Using the entries that follow, collect the lines where the word "Schulgruppe" appears.

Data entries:
** begin **
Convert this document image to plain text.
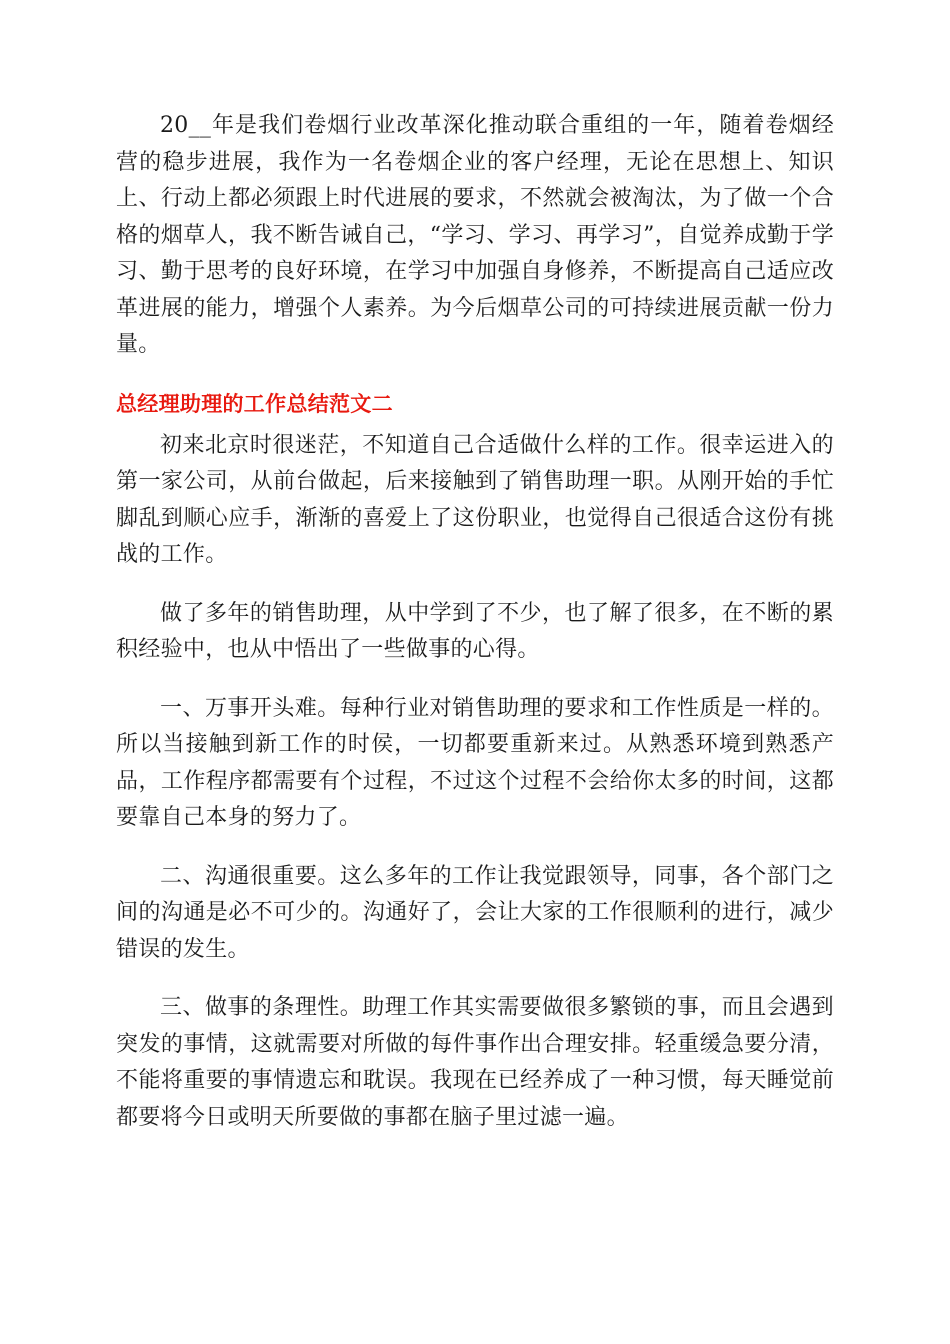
20__年是我们卷烟行业改革深化推动联合重组的一年，随着卷烟经营的稳步进展，我作为一名卷烟企业的客户经理，无论在思想上、知识上、行动上都必须跟上时代进展的要求，不然就会被淘汰，为了做一个合格的烟草人，我不断告诫自己，“学习、学习、再学习”，自觉养成勤于学习、勤于思考的良好环境，在学习中加强自身修养，不断提高自己适应改革进展的能力，增强个人素养。为今后烟草公司的可持续进展贡献一份力量。

总经理助理的工作总结范文二

初来北京时很迷茫，不知道自己合适做什么样的工作。很幸运进入的第一家公司，从前台做起，后来接触到了销售助理一职。从刚开始的手忙脚乱到顺心应手，渐渐的喜爱上了这份职业，也觉得自己很适合这份有挑战的工作。

做了多年的销售助理，从中学到了不少，也了解了很多，在不断的累积经验中，也从中悟出了一些做事的心得。

一、万事开头难。每种行业对销售助理的要求和工作性质是一样的。所以当接触到新工作的时侯，一切都要重新来过。从熟悉环境到熟悉产品，工作程序都需要有个过程，不过这个过程不会给你太多的时间，这都要靠自己本身的努力了。

二、沟通很重要。这么多年的工作让我觉跟领导，同事，各个部门之间的沟通是必不可少的。沟通好了，会让大家的工作很顺利的进行，减少错误的发生。

三、做事的条理性。助理工作其实需要做很多繁锁的事，而且会遇到突发的事情，这就需要对所做的每件事作出合理安排。轻重缓急要分清，不能将重要的事情遗忘和耽误。我现在已经养成了一种习惯，每天睡觉前都要将今日或明天所要做的事都在脑子里过滤一遍。
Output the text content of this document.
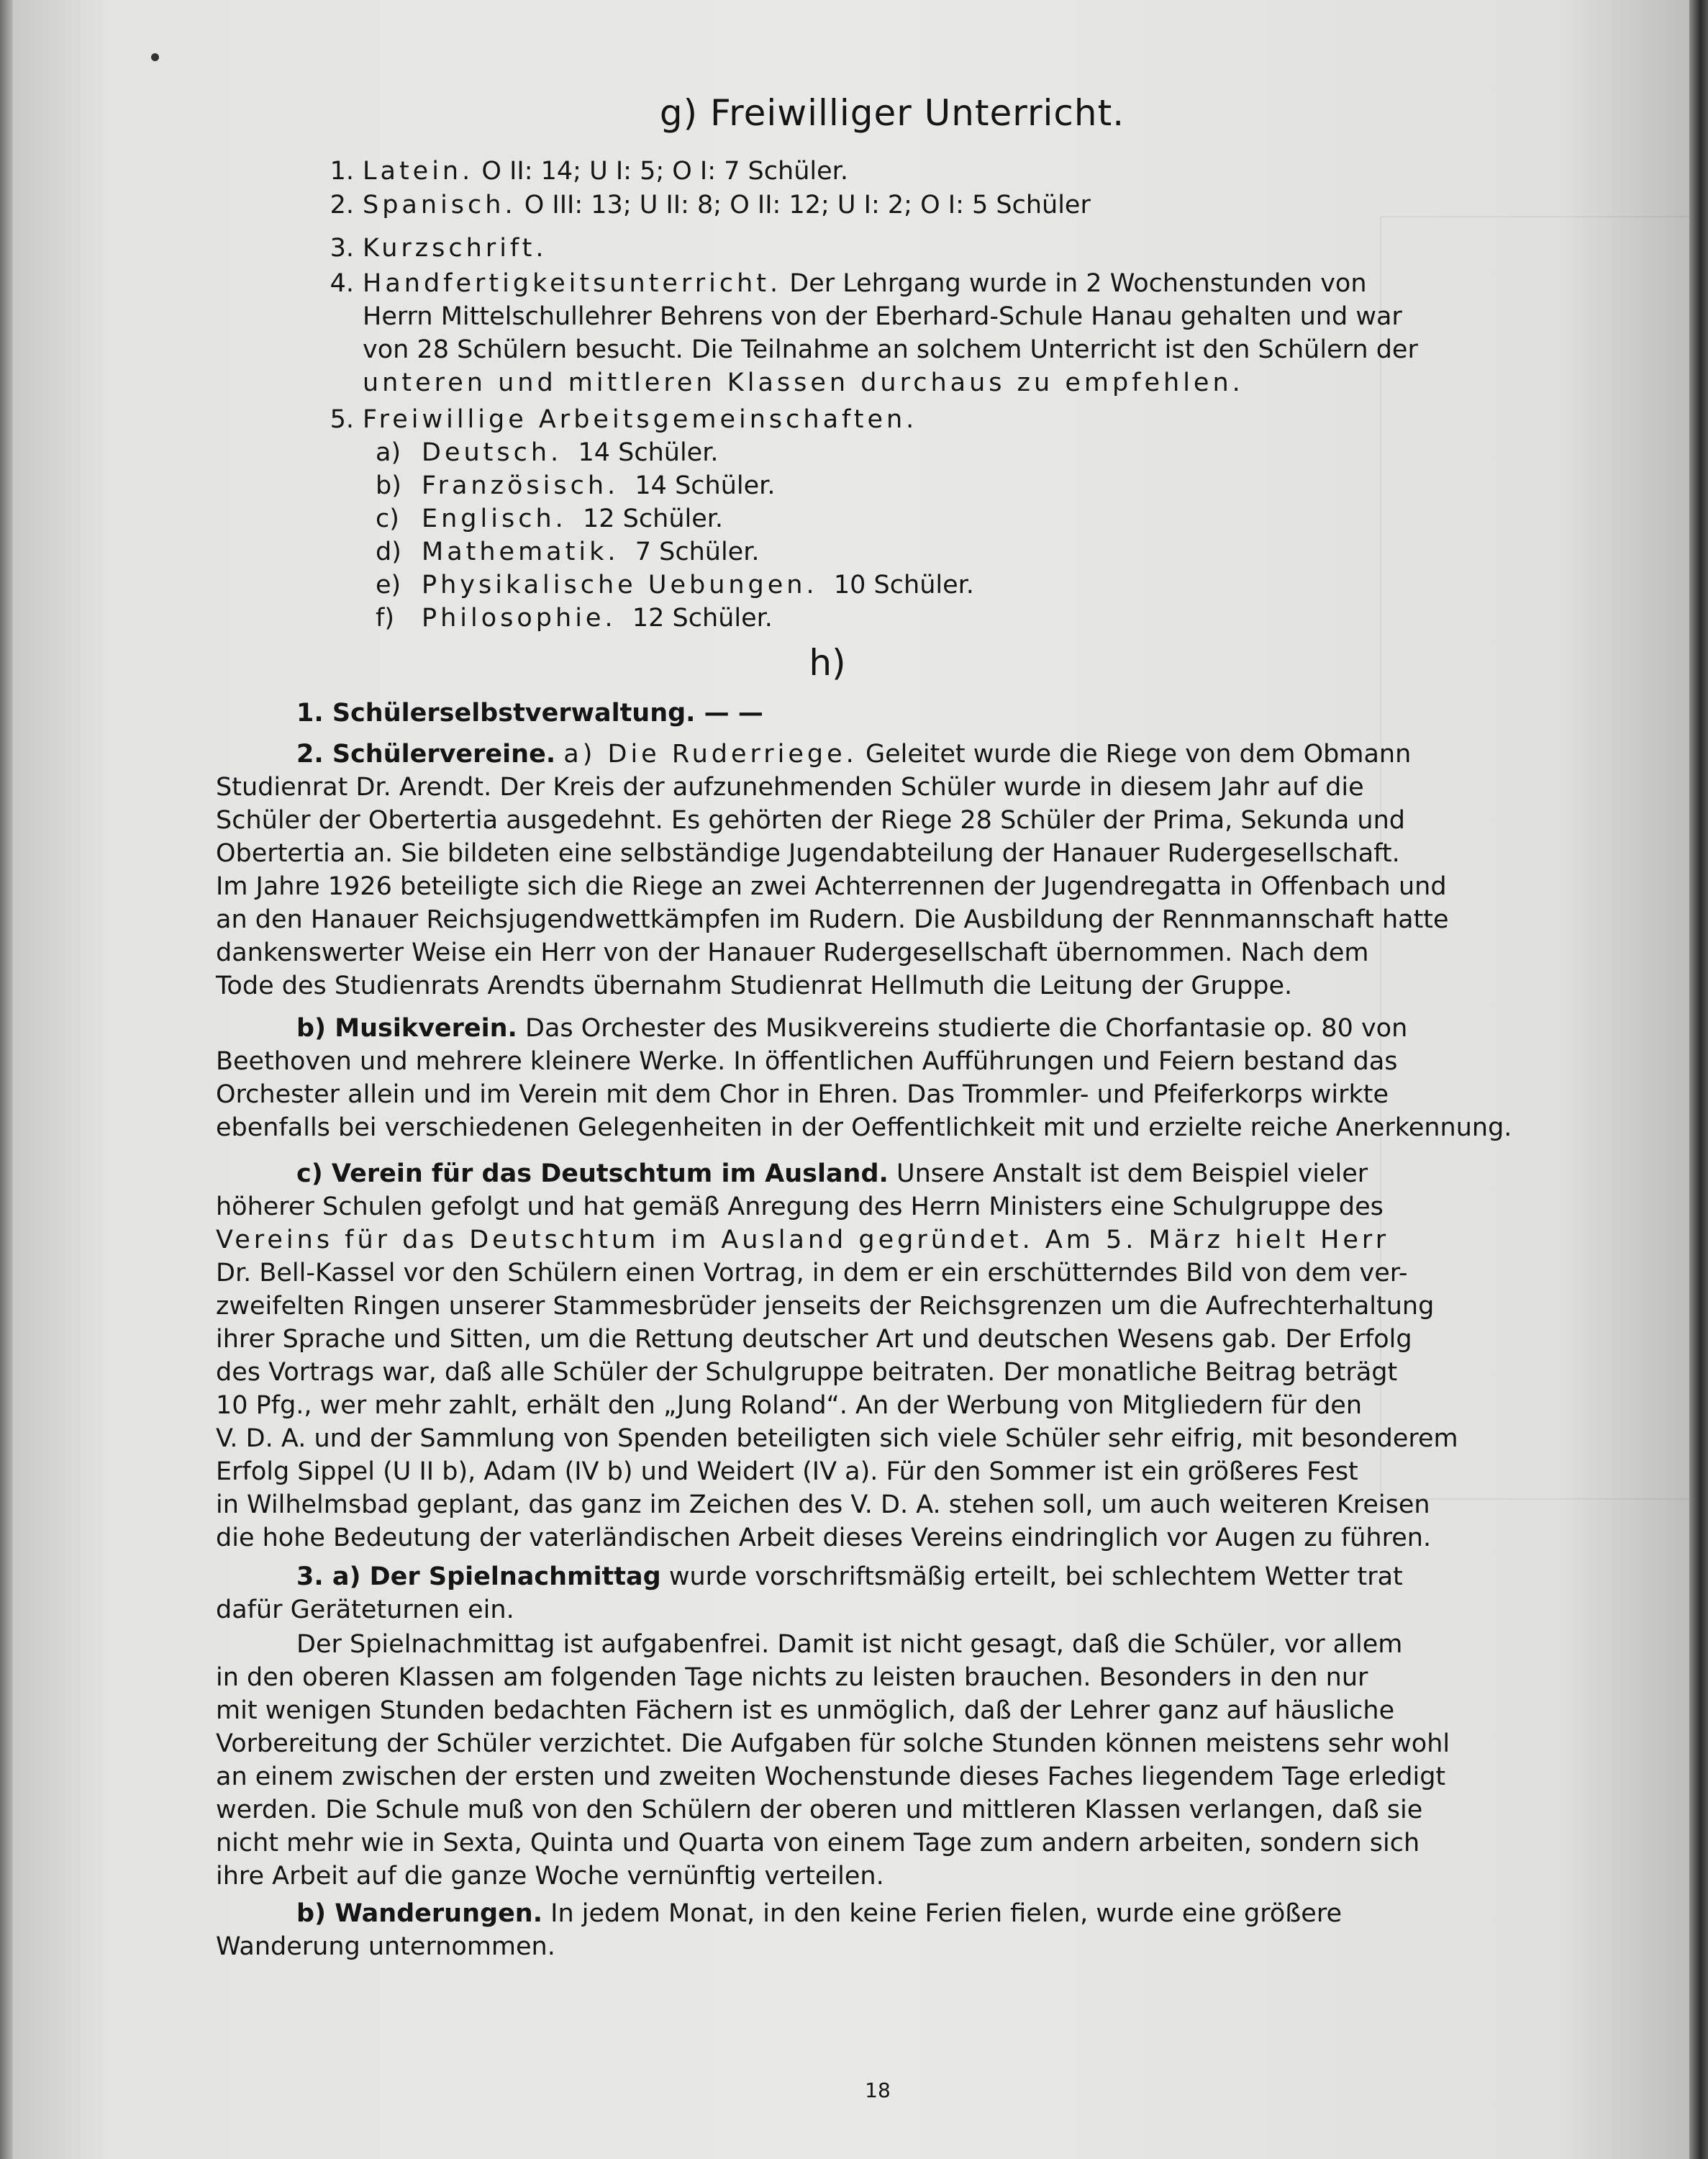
g) Freiwilliger Unterricht.
1. Latein. O II: 14; U I: 5; O I: 7 Schüler.
2. Spanisch. O III: 13; U II: 8; O II: 12; U I: 2; O I: 5 Schüler
3. Kurzschrift.
4. Handfertigkeitsunterricht. Der Lehrgang wurde in 2 Wochenstunden von
Herrn Mittelschullehrer Behrens von der Eberhard-Schule Hanau gehalten und war
von 28 Schülern besucht. Die Teilnahme an solchem Unterricht ist den Schülern der
unteren und mittleren Klassen durchaus zu empfehlen.
5. Freiwillige Arbeitsgemeinschaften.
a) Deutsch. 14 Schüler.
b) Französisch. 14 Schüler.
c) Englisch. 12 Schüler.
d) Mathematik. 7 Schüler.
e) Physikalische Uebungen. 10 Schüler.
f) Philosophie. 12 Schüler.
h)
1. Schülerselbstverwaltung. — —
2. Schülervereine. a) Die Ruderriege. Geleitet wurde die Riege von dem Obmann
Studienrat Dr. Arendt. Der Kreis der aufzunehmenden Schüler wurde in diesem Jahr auf die
Schüler der Obertertia ausgedehnt. Es gehörten der Riege 28 Schüler der Prima, Sekunda und
Obertertia an. Sie bildeten eine selbständige Jugendabteilung der Hanauer Rudergesellschaft.
Im Jahre 1926 beteiligte sich die Riege an zwei Achterrennen der Jugendregatta in Offenbach und
an den Hanauer Reichsjugendwettkämpfen im Rudern. Die Ausbildung der Rennmannschaft hatte
dankenswerter Weise ein Herr von der Hanauer Rudergesellschaft übernommen. Nach dem
Tode des Studienrats Arendts übernahm Studienrat Hellmuth die Leitung der Gruppe.
b) Musikverein. Das Orchester des Musikvereins studierte die Chorfantasie op. 80 von
Beethoven und mehrere kleinere Werke. In öffentlichen Aufführungen und Feiern bestand das
Orchester allein und im Verein mit dem Chor in Ehren. Das Trommler- und Pfeiferkorps wirkte
ebenfalls bei verschiedenen Gelegenheiten in der Oeffentlichkeit mit und erzielte reiche Anerkennung.
c) Verein für das Deutschtum im Ausland. Unsere Anstalt ist dem Beispiel vieler
höherer Schulen gefolgt und hat gemäß Anregung des Herrn Ministers eine Schulgruppe des
Vereins für das Deutschtum im Ausland gegründet. Am 5. März hielt Herr
Dr. Bell-Kassel vor den Schülern einen Vortrag, in dem er ein erschütterndes Bild von dem ver-
zweifelten Ringen unserer Stammesbrüder jenseits der Reichsgrenzen um die Aufrechterhaltung
ihrer Sprache und Sitten, um die Rettung deutscher Art und deutschen Wesens gab. Der Erfolg
des Vortrags war, daß alle Schüler der Schulgruppe beitraten. Der monatliche Beitrag beträgt
10 Pfg., wer mehr zahlt, erhält den „Jung Roland“. An der Werbung von Mitgliedern für den
V. D. A. und der Sammlung von Spenden beteiligten sich viele Schüler sehr eifrig, mit besonderem
Erfolg Sippel (U II b), Adam (IV b) und Weidert (IV a). Für den Sommer ist ein größeres Fest
in Wilhelmsbad geplant, das ganz im Zeichen des V. D. A. stehen soll, um auch weiteren Kreisen
die hohe Bedeutung der vaterländischen Arbeit dieses Vereins eindringlich vor Augen zu führen.
3. a) Der Spielnachmittag wurde vorschriftsmäßig erteilt, bei schlechtem Wetter trat
dafür Geräteturnen ein.
Der Spielnachmittag ist aufgabenfrei. Damit ist nicht gesagt, daß die Schüler, vor allem
in den oberen Klassen am folgenden Tage nichts zu leisten brauchen. Besonders in den nur
mit wenigen Stunden bedachten Fächern ist es unmöglich, daß der Lehrer ganz auf häusliche
Vorbereitung der Schüler verzichtet. Die Aufgaben für solche Stunden können meistens sehr wohl
an einem zwischen der ersten und zweiten Wochenstunde dieses Faches liegendem Tage erledigt
werden. Die Schule muß von den Schülern der oberen und mittleren Klassen verlangen, daß sie
nicht mehr wie in Sexta, Quinta und Quarta von einem Tage zum andern arbeiten, sondern sich
ihre Arbeit auf die ganze Woche vernünftig verteilen.
b) Wanderungen. In jedem Monat, in den keine Ferien fielen, wurde eine größere
Wanderung unternommen.
18
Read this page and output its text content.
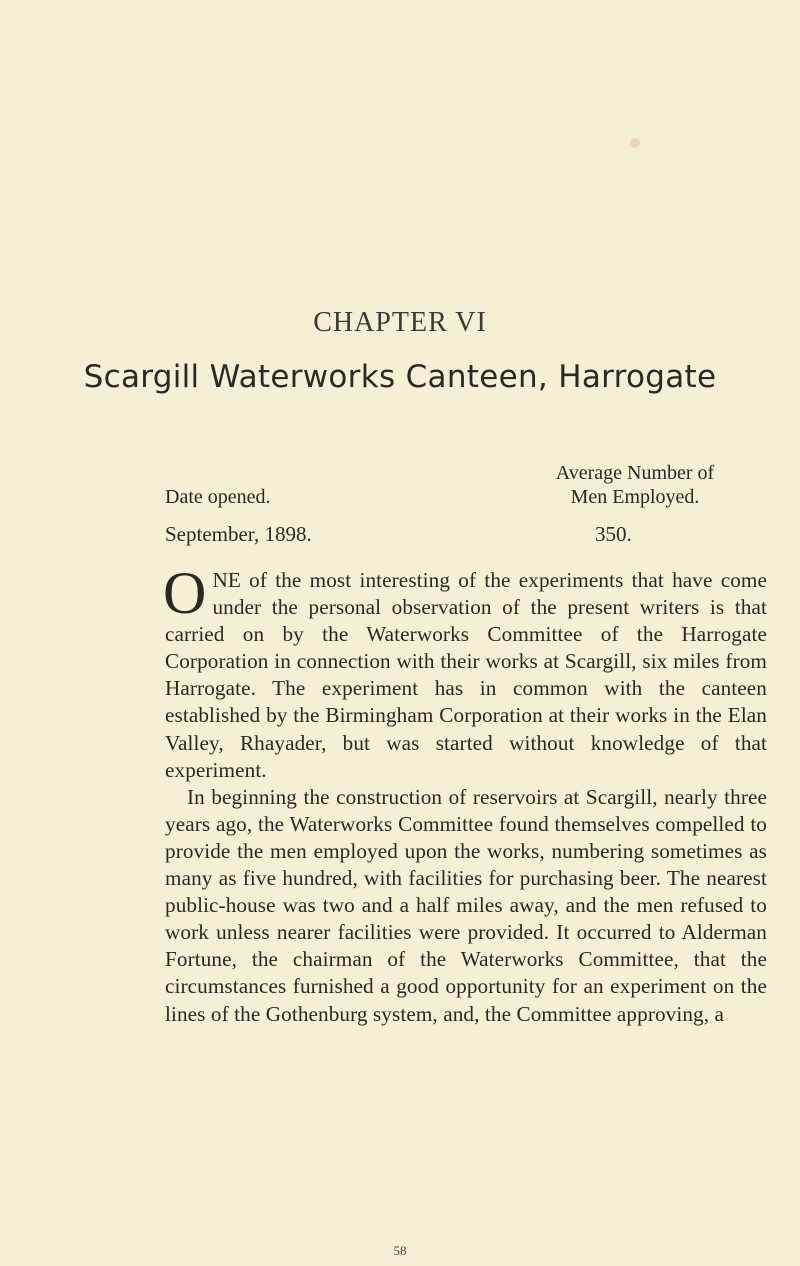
CHAPTER VI
Scargill Waterworks Canteen, Harrogate
Average Number of
Date opened.	Men Employed.
September, 1898.	350.

ONE of the most interesting of the experiments that have come under the personal observation of the present writers is that carried on by the Waterworks Committee of the Harrogate Corporation in connection with their works at Scargill, six miles from Harrogate. The experiment has in common with the canteen established by the Birmingham Corporation at their works in the Elan Valley, Rhayader, but was started without knowledge of that experiment.

In beginning the construction of reservoirs at Scargill, nearly three years ago, the Waterworks Committee found themselves compelled to provide the men employed upon the works, numbering sometimes as many as five hundred, with facilities for purchasing beer. The nearest public-house was two and a half miles away, and the men refused to work unless nearer facilities were provided. It occurred to Alderman Fortune, the chairman of the Waterworks Committee, that the circumstances furnished a good opportunity for an experiment on the lines of the Gothenburg system, and, the Committee approving, a

58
** end **
> [REPLY]:
höherer Schulen gefolgt und hat gemäß Anregung des Herrn Ministers eine Schulgruppe des
des Vortrags war, daß alle Schüler der Schulgruppe beitraten. Der monatliche Beitrag beträgt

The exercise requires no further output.